To be done:
Each entry below is to be given again word for word, with no pictures.

## BEGIN Data supplied

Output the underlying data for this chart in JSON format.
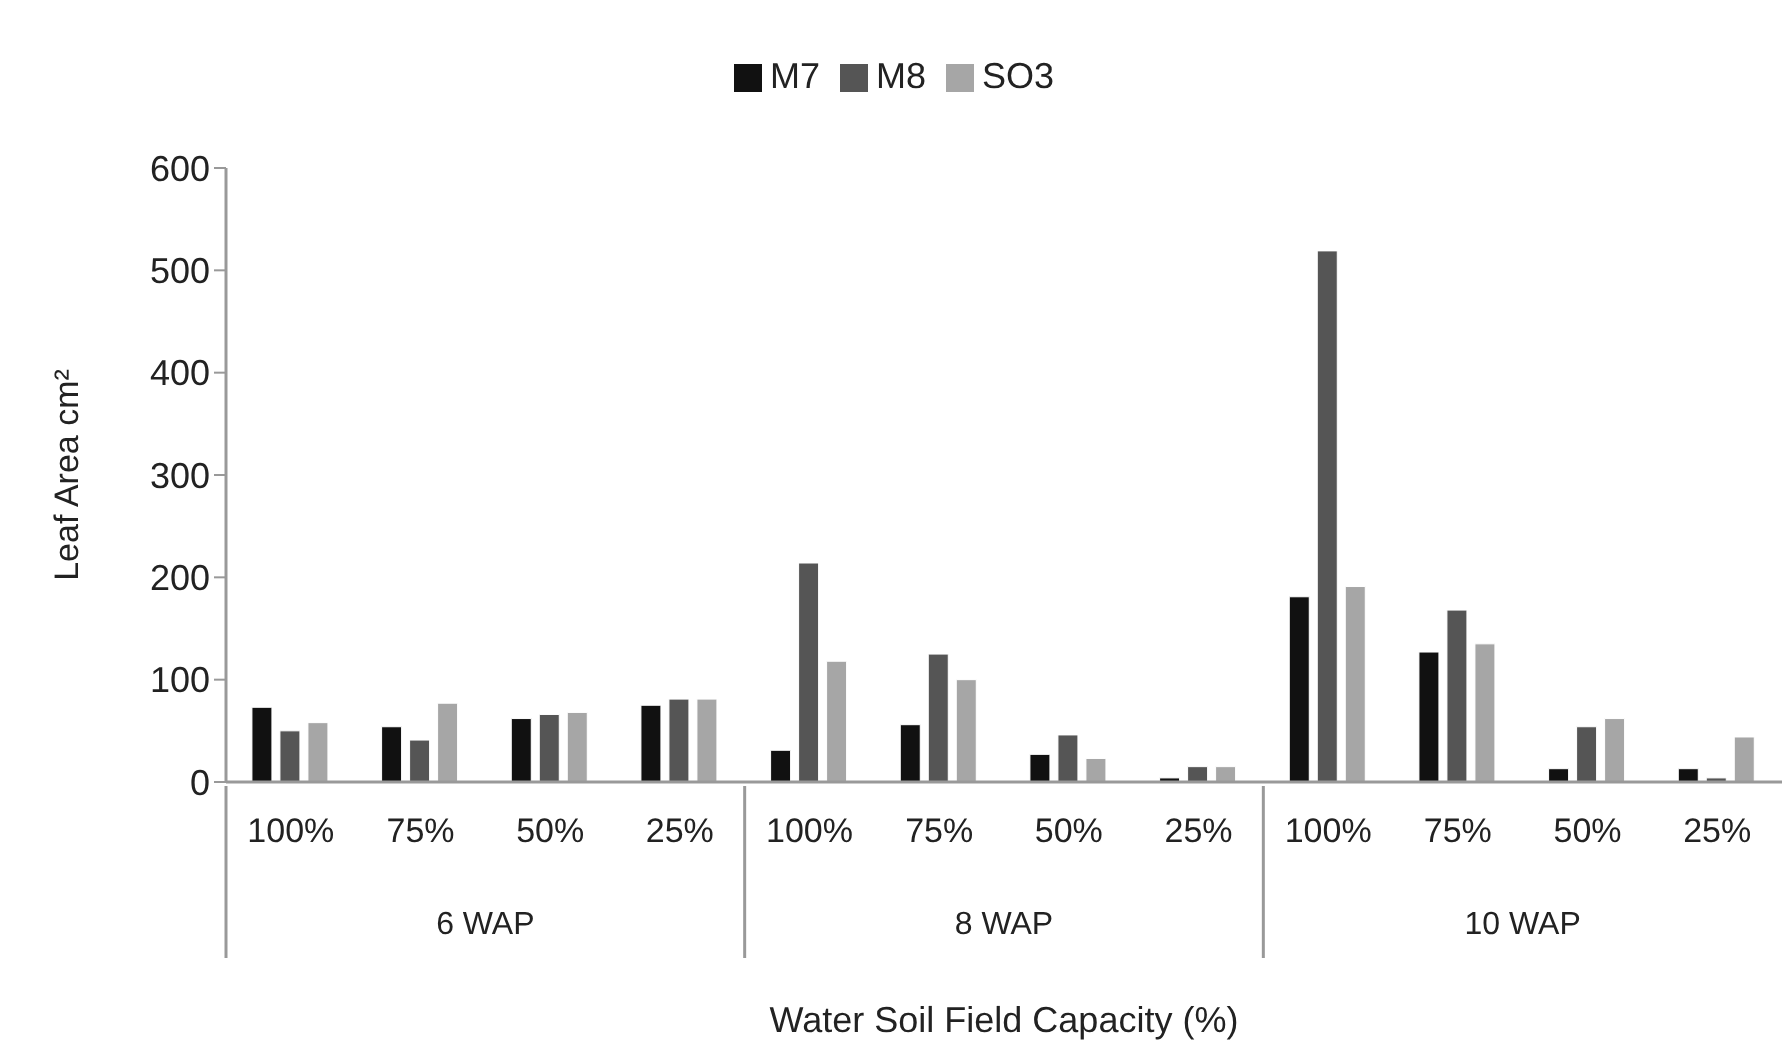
{
  "chart_data": {
    "type": "bar",
    "ylabel": "Leaf Area cm²",
    "xlabel": "Water Soil Field Capacity (%)",
    "categories": [
      "100%",
      "75%",
      "50%",
      "25%",
      "100%",
      "75%",
      "50%",
      "25%",
      "100%",
      "75%",
      "50%",
      "25%"
    ],
    "series": [
      {
        "name": "M7",
        "color": "#111111",
        "values": [
          73,
          54,
          62,
          75,
          31,
          56,
          27,
          4,
          181,
          127,
          13,
          13
        ]
      },
      {
        "name": "M8",
        "color": "#555555",
        "values": [
          50,
          41,
          66,
          81,
          214,
          125,
          46,
          15,
          519,
          168,
          54,
          4
        ]
      },
      {
        "name": "SO3",
        "color": "#a6a6a6",
        "values": [
          58,
          77,
          68,
          81,
          118,
          100,
          23,
          15,
          191,
          135,
          62,
          44
        ]
      }
    ],
    "annotations": [
      "6 WAP",
      "8 WAP",
      "10 WAP"
    ],
    "ylim": [
      0,
      600
    ],
    "yticks": [
      0,
      100,
      200,
      300,
      400,
      500,
      600
    ],
    "grid": false,
    "legend": "top"
  }
}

## END Data supplied

Correct answer:
Output the underlying data for this chart in JSON format.
{
  "chart_data": {
    "type": "bar",
    "ylabel": "Leaf Area cm²",
    "xlabel": "Water Soil Field Capacity (%)",
    "categories": [
      "100%",
      "75%",
      "50%",
      "25%",
      "100%",
      "75%",
      "50%",
      "25%",
      "100%",
      "75%",
      "50%",
      "25%"
    ],
    "series": [
      {
        "name": "M7",
        "color": "#111111",
        "values": [
          73,
          54,
          62,
          75,
          31,
          56,
          27,
          4,
          181,
          127,
          13,
          13
        ]
      },
      {
        "name": "M8",
        "color": "#555555",
        "values": [
          50,
          41,
          66,
          81,
          214,
          125,
          46,
          15,
          519,
          168,
          54,
          4
        ]
      },
      {
        "name": "SO3",
        "color": "#a6a6a6",
        "values": [
          58,
          77,
          68,
          81,
          118,
          100,
          23,
          15,
          191,
          135,
          62,
          44
        ]
      }
    ],
    "annotations": [
      "6 WAP",
      "8 WAP",
      "10 WAP"
    ],
    "ylim": [
      0,
      600
    ],
    "yticks": [
      0,
      100,
      200,
      300,
      400,
      500,
      600
    ],
    "grid": false,
    "legend": "top"
  }
}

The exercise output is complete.